# Extracted records:
+ + + + + + +

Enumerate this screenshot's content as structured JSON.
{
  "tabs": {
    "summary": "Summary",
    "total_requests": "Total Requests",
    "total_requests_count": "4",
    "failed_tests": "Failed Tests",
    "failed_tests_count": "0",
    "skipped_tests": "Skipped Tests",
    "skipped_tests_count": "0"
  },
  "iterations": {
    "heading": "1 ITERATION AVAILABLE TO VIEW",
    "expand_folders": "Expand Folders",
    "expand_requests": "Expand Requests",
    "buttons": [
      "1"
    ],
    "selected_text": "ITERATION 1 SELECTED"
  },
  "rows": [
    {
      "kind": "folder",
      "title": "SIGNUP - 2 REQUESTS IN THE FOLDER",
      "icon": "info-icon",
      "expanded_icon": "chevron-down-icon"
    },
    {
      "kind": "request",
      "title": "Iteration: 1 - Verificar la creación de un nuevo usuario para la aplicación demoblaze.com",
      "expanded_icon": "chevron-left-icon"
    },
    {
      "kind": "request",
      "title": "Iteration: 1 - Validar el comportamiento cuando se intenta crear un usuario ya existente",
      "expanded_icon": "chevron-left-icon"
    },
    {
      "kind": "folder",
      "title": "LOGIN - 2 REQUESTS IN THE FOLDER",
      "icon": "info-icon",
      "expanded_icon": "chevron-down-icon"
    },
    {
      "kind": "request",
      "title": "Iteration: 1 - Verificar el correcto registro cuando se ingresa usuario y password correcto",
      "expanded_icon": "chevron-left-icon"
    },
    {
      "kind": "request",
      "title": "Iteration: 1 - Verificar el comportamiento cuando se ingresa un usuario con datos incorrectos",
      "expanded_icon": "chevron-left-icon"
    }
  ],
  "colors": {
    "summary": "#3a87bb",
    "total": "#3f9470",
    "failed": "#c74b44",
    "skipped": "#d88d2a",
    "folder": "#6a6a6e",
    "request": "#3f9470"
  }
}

+ + + + + + +

# WHAT IS ASKED:
Locate each line with the word "comportamiento" and copy it.

# ANSWER TO THE PROBLEM:
      "title": "Iteration: 1 - Validar el comportamiento cuando se intenta crear un usuario ya existente",
      "title": "Iteration: 1 - Verificar el comportamiento cuando se ingresa un usuario con datos incorrectos",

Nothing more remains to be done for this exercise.